Reproduce the material word for word, from its first line through the line containing "542, 380, 688]", including both of those lines.

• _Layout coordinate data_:
--*--

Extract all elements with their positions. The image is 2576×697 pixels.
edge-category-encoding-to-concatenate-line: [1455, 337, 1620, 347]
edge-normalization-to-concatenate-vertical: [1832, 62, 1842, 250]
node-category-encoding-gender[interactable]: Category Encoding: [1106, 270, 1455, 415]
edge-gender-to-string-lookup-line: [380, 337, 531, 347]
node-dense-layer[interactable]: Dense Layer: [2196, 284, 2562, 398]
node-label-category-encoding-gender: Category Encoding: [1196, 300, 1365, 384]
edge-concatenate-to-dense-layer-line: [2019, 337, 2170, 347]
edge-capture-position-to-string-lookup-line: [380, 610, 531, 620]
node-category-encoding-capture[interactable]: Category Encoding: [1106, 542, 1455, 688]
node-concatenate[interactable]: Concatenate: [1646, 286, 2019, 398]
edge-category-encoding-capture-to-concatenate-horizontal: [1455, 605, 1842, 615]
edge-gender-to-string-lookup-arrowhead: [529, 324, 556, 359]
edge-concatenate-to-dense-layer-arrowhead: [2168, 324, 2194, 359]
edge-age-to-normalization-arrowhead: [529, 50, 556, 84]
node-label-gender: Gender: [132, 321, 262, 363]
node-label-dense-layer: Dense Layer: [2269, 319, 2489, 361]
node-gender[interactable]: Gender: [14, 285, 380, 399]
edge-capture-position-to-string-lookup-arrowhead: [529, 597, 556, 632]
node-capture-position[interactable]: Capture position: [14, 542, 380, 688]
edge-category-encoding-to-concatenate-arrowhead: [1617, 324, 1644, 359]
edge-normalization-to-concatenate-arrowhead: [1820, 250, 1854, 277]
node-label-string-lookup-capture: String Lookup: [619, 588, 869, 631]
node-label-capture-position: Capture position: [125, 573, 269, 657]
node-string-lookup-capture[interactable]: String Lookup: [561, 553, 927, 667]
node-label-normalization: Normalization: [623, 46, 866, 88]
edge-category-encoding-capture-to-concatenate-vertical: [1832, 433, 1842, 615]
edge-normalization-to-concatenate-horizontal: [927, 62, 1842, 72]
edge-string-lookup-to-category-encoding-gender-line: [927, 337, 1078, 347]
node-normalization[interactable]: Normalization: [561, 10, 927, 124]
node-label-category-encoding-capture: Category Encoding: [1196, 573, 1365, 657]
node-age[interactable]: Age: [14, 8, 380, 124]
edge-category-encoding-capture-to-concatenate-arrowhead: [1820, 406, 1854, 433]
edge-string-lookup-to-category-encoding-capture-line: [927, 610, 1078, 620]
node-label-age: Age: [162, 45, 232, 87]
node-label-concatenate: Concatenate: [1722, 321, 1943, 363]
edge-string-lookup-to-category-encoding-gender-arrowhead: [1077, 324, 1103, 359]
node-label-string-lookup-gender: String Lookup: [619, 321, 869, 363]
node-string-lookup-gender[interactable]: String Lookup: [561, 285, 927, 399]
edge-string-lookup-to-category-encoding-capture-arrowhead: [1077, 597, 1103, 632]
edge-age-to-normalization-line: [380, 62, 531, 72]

--*--

• _THE SOLUTION_:
Extract all elements with their positions. The image is 2576×697 pixels.
edge-category-encoding-to-concatenate-line: [1455, 337, 1620, 347]
edge-normalization-to-concatenate-vertical: [1832, 62, 1842, 250]
node-category-encoding-gender[interactable]: Category Encoding: [1106, 270, 1455, 415]
edge-gender-to-string-lookup-line: [380, 337, 531, 347]
node-dense-layer[interactable]: Dense Layer: [2196, 284, 2562, 398]
node-label-category-encoding-gender: Category Encoding: [1196, 300, 1365, 384]
edge-concatenate-to-dense-layer-line: [2019, 337, 2170, 347]
edge-capture-position-to-string-lookup-line: [380, 610, 531, 620]
node-category-encoding-capture[interactable]: Category Encoding: [1106, 542, 1455, 688]
node-concatenate[interactable]: Concatenate: [1646, 286, 2019, 398]
edge-category-encoding-capture-to-concatenate-horizontal: [1455, 605, 1842, 615]
edge-gender-to-string-lookup-arrowhead: [529, 324, 556, 359]
edge-concatenate-to-dense-layer-arrowhead: [2168, 324, 2194, 359]
edge-age-to-normalization-arrowhead: [529, 50, 556, 84]
node-label-gender: Gender: [132, 321, 262, 363]
node-label-dense-layer: Dense Layer: [2269, 319, 2489, 361]
node-gender[interactable]: Gender: [14, 285, 380, 399]
edge-capture-position-to-string-lookup-arrowhead: [529, 597, 556, 632]
node-capture-position[interactable]: Capture position: [14, 542, 380, 688]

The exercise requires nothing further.